--- Start of Data lines ---
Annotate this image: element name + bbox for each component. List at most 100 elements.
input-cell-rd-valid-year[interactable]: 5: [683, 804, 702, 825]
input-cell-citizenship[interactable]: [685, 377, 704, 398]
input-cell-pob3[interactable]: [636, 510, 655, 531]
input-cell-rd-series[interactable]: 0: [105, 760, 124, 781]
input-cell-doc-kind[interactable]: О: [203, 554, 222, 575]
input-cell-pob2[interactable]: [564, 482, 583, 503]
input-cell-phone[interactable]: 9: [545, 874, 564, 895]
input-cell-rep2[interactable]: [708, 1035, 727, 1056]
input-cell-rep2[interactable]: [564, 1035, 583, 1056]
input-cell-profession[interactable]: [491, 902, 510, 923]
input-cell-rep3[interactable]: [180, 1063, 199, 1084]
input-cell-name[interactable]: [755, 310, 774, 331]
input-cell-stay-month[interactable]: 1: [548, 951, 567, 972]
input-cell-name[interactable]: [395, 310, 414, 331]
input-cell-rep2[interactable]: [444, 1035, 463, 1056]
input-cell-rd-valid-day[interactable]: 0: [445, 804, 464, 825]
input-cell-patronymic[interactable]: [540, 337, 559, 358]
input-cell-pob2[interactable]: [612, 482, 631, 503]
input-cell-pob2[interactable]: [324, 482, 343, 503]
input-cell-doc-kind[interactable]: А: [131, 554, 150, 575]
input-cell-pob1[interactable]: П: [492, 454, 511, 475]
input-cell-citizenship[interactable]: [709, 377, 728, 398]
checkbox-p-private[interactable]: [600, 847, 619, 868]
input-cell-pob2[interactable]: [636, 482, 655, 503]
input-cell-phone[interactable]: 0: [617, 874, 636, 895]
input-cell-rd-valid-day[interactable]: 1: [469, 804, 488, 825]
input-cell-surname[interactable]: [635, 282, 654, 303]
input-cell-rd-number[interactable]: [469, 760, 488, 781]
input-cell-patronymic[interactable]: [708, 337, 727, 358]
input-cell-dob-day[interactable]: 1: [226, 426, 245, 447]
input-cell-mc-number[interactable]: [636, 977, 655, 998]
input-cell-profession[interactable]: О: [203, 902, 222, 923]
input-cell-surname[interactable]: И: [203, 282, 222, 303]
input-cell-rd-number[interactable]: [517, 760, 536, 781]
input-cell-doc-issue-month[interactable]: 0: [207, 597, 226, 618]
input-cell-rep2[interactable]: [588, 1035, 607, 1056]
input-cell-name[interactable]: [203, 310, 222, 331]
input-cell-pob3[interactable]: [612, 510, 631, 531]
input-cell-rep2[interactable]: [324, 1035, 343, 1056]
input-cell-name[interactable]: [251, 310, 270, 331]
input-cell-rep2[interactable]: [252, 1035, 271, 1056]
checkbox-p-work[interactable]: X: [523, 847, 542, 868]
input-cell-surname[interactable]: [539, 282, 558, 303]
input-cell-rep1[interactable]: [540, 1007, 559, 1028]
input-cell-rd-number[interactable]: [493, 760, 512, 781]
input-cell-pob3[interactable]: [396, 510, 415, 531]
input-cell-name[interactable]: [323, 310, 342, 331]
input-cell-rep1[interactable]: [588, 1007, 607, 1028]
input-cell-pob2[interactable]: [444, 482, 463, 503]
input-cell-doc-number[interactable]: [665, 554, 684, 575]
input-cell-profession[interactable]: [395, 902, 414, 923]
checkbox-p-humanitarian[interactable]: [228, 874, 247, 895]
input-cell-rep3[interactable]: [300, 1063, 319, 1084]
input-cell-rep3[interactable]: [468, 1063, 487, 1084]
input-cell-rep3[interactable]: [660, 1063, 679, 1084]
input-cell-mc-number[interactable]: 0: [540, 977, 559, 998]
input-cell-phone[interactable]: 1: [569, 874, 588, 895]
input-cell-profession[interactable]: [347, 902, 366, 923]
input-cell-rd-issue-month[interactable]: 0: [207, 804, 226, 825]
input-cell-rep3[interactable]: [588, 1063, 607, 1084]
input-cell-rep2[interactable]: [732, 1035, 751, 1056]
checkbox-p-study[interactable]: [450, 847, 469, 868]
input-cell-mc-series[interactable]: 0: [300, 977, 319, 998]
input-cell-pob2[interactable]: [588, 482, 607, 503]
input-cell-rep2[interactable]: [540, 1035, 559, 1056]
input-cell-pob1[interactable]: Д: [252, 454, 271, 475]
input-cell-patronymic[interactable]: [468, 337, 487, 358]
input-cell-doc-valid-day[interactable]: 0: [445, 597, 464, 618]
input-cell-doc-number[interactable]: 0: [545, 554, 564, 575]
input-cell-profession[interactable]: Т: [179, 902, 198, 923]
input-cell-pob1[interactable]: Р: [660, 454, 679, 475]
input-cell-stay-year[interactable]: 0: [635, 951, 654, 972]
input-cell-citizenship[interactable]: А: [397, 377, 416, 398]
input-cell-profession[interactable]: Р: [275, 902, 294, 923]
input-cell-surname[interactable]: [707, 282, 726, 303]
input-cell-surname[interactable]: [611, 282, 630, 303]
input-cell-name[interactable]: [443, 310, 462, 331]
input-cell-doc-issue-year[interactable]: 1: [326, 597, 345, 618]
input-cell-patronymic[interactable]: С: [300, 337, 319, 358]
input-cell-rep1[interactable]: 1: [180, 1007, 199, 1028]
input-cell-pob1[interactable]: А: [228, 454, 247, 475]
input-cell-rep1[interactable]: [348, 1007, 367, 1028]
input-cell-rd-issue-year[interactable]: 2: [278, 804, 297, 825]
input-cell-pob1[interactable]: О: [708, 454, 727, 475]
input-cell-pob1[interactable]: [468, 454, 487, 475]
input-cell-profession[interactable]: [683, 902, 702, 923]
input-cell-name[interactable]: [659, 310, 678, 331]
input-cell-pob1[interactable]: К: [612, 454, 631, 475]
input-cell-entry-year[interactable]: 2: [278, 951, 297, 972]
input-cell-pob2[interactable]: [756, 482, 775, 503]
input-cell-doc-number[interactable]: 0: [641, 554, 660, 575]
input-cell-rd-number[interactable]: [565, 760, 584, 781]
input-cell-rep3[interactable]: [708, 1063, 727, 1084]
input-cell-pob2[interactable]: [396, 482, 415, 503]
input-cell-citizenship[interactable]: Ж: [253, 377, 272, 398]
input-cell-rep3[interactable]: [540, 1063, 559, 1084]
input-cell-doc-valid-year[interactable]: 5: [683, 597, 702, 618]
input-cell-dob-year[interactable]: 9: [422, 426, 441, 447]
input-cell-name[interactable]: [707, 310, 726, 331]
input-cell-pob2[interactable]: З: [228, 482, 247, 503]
--- End of Data lines ---
◆ **Requirement**:
Copy these lines verbatim, covering every entry.

◆ **Task result**:
Annotate this image: element name + bbox for each component. List at most 100 elements.
input-cell-rd-valid-year[interactable]: 5: [683, 804, 702, 825]
input-cell-citizenship[interactable]: [685, 377, 704, 398]
input-cell-pob3[interactable]: [636, 510, 655, 531]
input-cell-rd-series[interactable]: 0: [105, 760, 124, 781]
input-cell-doc-kind[interactable]: О: [203, 554, 222, 575]
input-cell-pob2[interactable]: [564, 482, 583, 503]
input-cell-phone[interactable]: 9: [545, 874, 564, 895]
input-cell-rep2[interactable]: [708, 1035, 727, 1056]
input-cell-rep2[interactable]: [564, 1035, 583, 1056]
input-cell-profession[interactable]: [491, 902, 510, 923]
input-cell-rep3[interactable]: [180, 1063, 199, 1084]
input-cell-name[interactable]: [755, 310, 774, 331]
input-cell-stay-month[interactable]: 1: [548, 951, 567, 972]
input-cell-name[interactable]: [395, 310, 414, 331]
input-cell-rep2[interactable]: [444, 1035, 463, 1056]
input-cell-rd-valid-day[interactable]: 0: [445, 804, 464, 825]
input-cell-patronymic[interactable]: [540, 337, 559, 358]
input-cell-pob2[interactable]: [612, 482, 631, 503]
input-cell-pob2[interactable]: [324, 482, 343, 503]
input-cell-doc-kind[interactable]: А: [131, 554, 150, 575]
input-cell-pob1[interactable]: П: [492, 454, 511, 475]
input-cell-citizenship[interactable]: [709, 377, 728, 398]
checkbox-p-private[interactable]: [600, 847, 619, 868]
input-cell-pob2[interactable]: [636, 482, 655, 503]
input-cell-phone[interactable]: 0: [617, 874, 636, 895]
input-cell-rd-valid-day[interactable]: 1: [469, 804, 488, 825]
input-cell-surname[interactable]: [635, 282, 654, 303]
input-cell-rd-number[interactable]: [469, 760, 488, 781]
input-cell-patronymic[interactable]: [708, 337, 727, 358]
input-cell-dob-day[interactable]: 1: [226, 426, 245, 447]
input-cell-mc-number[interactable]: [636, 977, 655, 998]
input-cell-profession[interactable]: О: [203, 902, 222, 923]
input-cell-surname[interactable]: И: [203, 282, 222, 303]
input-cell-rd-number[interactable]: [517, 760, 536, 781]
input-cell-doc-issue-month[interactable]: 0: [207, 597, 226, 618]
input-cell-rep2[interactable]: [588, 1035, 607, 1056]
input-cell-name[interactable]: [203, 310, 222, 331]
input-cell-pob3[interactable]: [612, 510, 631, 531]
input-cell-rep2[interactable]: [324, 1035, 343, 1056]
input-cell-name[interactable]: [251, 310, 270, 331]
input-cell-rep2[interactable]: [252, 1035, 271, 1056]
checkbox-p-work[interactable]: X: [523, 847, 542, 868]
input-cell-surname[interactable]: [539, 282, 558, 303]
input-cell-rep1[interactable]: [540, 1007, 559, 1028]
input-cell-rd-number[interactable]: [493, 760, 512, 781]
input-cell-pob3[interactable]: [396, 510, 415, 531]
input-cell-name[interactable]: [323, 310, 342, 331]
input-cell-rep1[interactable]: [588, 1007, 607, 1028]
input-cell-pob2[interactable]: [444, 482, 463, 503]
input-cell-doc-number[interactable]: [665, 554, 684, 575]
input-cell-profession[interactable]: [395, 902, 414, 923]
checkbox-p-humanitarian[interactable]: [228, 874, 247, 895]
input-cell-rep3[interactable]: [300, 1063, 319, 1084]
input-cell-rep3[interactable]: [468, 1063, 487, 1084]
input-cell-rep3[interactable]: [660, 1063, 679, 1084]
input-cell-mc-number[interactable]: 0: [540, 977, 559, 998]
input-cell-phone[interactable]: 1: [569, 874, 588, 895]
input-cell-profession[interactable]: [347, 902, 366, 923]
input-cell-rd-issue-month[interactable]: 0: [207, 804, 226, 825]
input-cell-rep3[interactable]: [588, 1063, 607, 1084]
input-cell-rep2[interactable]: [732, 1035, 751, 1056]
checkbox-p-study[interactable]: [450, 847, 469, 868]
input-cell-mc-series[interactable]: 0: [300, 977, 319, 998]
input-cell-pob2[interactable]: [588, 482, 607, 503]
input-cell-rep2[interactable]: [540, 1035, 559, 1056]
input-cell-pob1[interactable]: Д: [252, 454, 271, 475]
input-cell-patronymic[interactable]: [468, 337, 487, 358]
input-cell-doc-valid-day[interactable]: 0: [445, 597, 464, 618]
input-cell-doc-number[interactable]: 0: [545, 554, 564, 575]
input-cell-profession[interactable]: Т: [179, 902, 198, 923]
input-cell-pob1[interactable]: Р: [660, 454, 679, 475]
input-cell-stay-year[interactable]: 0: [635, 951, 654, 972]
input-cell-citizenship[interactable]: А: [397, 377, 416, 398]
input-cell-profession[interactable]: Р: [275, 902, 294, 923]
input-cell-surname[interactable]: [707, 282, 726, 303]
input-cell-surname[interactable]: [611, 282, 630, 303]
input-cell-name[interactable]: [443, 310, 462, 331]
input-cell-doc-issue-year[interactable]: 1: [326, 597, 345, 618]
input-cell-patronymic[interactable]: С: [300, 337, 319, 358]
input-cell-rep1[interactable]: 1: [180, 1007, 199, 1028]
input-cell-pob1[interactable]: А: [228, 454, 247, 475]
input-cell-rep1[interactable]: [348, 1007, 367, 1028]
input-cell-rd-issue-year[interactable]: 2: [278, 804, 297, 825]
input-cell-pob1[interactable]: О: [708, 454, 727, 475]
input-cell-pob1[interactable]: [468, 454, 487, 475]
input-cell-profession[interactable]: [683, 902, 702, 923]
input-cell-name[interactable]: [659, 310, 678, 331]
input-cell-pob1[interactable]: К: [612, 454, 631, 475]
input-cell-entry-year[interactable]: 2: [278, 951, 297, 972]
input-cell-pob2[interactable]: [756, 482, 775, 503]
input-cell-doc-number[interactable]: 0: [641, 554, 660, 575]
input-cell-rd-number[interactable]: [565, 760, 584, 781]
input-cell-rep3[interactable]: [708, 1063, 727, 1084]
input-cell-pob2[interactable]: [396, 482, 415, 503]
input-cell-citizenship[interactable]: Ж: [253, 377, 272, 398]
input-cell-rep3[interactable]: [540, 1063, 559, 1084]
input-cell-doc-valid-year[interactable]: 5: [683, 597, 702, 618]
input-cell-dob-year[interactable]: 9: [422, 426, 441, 447]
input-cell-name[interactable]: [707, 310, 726, 331]
input-cell-pob2[interactable]: З: [228, 482, 247, 503]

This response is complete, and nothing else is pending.